Task details >> From the entries below, copy every line holding the word "Rodrigues".

Exercise material >>
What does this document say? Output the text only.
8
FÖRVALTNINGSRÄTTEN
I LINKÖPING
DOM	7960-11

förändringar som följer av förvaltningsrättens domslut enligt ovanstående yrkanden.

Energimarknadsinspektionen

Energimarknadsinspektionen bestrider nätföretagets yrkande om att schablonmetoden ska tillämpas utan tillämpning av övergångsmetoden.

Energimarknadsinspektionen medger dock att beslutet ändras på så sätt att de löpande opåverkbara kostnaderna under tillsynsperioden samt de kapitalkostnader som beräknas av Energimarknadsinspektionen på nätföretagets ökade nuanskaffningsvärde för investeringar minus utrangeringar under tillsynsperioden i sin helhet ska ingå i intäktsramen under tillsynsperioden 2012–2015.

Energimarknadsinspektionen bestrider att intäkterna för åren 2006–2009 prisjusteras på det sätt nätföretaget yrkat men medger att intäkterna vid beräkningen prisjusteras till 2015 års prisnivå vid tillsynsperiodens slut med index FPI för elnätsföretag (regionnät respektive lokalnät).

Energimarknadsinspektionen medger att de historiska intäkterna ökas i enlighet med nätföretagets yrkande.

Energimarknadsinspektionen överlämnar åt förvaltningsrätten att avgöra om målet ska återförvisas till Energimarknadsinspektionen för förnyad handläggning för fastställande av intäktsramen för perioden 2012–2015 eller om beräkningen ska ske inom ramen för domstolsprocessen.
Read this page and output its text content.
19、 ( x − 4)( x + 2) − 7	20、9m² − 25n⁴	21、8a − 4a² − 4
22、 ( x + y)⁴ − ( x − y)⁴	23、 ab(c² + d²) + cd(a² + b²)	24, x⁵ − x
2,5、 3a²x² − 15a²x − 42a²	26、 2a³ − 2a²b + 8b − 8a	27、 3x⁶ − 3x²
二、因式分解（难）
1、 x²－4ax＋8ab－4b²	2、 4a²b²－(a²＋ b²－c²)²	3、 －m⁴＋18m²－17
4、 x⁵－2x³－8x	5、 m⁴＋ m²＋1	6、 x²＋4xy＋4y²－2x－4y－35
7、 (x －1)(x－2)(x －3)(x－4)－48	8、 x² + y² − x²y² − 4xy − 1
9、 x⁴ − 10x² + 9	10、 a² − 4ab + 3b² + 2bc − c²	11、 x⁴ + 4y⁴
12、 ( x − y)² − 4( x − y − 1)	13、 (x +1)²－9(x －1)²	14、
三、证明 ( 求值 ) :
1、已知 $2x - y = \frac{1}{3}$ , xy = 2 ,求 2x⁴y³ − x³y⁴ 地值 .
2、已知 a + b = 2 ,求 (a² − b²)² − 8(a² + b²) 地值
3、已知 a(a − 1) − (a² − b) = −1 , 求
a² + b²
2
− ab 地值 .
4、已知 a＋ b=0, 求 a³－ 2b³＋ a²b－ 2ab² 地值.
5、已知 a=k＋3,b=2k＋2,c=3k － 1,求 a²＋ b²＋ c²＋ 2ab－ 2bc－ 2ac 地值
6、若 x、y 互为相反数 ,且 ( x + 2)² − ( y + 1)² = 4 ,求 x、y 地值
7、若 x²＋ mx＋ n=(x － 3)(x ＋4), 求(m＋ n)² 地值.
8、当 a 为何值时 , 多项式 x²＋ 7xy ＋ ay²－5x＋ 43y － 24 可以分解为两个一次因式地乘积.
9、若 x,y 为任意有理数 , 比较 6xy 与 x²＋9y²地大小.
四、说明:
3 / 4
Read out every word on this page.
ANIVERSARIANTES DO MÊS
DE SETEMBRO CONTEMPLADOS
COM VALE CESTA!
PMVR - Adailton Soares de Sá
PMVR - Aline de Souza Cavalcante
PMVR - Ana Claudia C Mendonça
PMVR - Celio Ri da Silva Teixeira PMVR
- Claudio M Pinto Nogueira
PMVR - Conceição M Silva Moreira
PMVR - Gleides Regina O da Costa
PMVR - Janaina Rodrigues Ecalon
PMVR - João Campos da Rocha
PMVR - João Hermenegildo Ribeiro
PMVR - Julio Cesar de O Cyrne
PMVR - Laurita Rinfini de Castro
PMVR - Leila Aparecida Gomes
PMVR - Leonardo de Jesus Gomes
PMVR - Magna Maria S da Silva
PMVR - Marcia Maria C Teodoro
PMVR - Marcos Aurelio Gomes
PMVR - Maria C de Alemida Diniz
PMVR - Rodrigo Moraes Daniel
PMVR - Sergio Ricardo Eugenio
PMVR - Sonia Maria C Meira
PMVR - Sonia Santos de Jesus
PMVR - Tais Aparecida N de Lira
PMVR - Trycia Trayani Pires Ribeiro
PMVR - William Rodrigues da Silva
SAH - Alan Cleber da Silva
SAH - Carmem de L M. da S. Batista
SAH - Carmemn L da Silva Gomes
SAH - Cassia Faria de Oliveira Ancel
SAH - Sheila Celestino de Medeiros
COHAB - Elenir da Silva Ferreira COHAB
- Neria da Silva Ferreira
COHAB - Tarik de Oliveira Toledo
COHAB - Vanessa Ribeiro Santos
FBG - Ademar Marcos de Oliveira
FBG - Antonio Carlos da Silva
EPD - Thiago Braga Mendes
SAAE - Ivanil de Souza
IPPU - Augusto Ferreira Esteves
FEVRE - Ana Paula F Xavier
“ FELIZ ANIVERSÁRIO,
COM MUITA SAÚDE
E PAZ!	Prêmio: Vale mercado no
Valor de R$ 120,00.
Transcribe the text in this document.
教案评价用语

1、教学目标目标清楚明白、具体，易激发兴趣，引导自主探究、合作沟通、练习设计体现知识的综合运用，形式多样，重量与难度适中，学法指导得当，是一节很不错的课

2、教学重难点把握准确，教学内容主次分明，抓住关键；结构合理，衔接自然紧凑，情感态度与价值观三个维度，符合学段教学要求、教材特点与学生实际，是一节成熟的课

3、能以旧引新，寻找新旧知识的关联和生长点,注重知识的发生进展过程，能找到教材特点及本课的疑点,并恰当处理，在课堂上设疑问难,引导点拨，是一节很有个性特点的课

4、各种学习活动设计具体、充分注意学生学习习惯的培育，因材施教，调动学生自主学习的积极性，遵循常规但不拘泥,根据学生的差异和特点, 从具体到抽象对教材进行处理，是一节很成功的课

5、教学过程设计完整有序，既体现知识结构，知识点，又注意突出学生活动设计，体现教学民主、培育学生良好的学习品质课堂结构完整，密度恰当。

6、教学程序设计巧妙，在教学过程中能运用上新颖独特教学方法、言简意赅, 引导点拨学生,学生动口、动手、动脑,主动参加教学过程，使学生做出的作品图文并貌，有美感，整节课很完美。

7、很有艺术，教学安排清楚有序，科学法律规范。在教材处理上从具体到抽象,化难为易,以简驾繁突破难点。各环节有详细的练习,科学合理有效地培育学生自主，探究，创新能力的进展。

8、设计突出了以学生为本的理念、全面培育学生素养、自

Worked answer >>
PMVR - Janaina Rodrigues Ecalon
PMVR - William Rodrigues da Silva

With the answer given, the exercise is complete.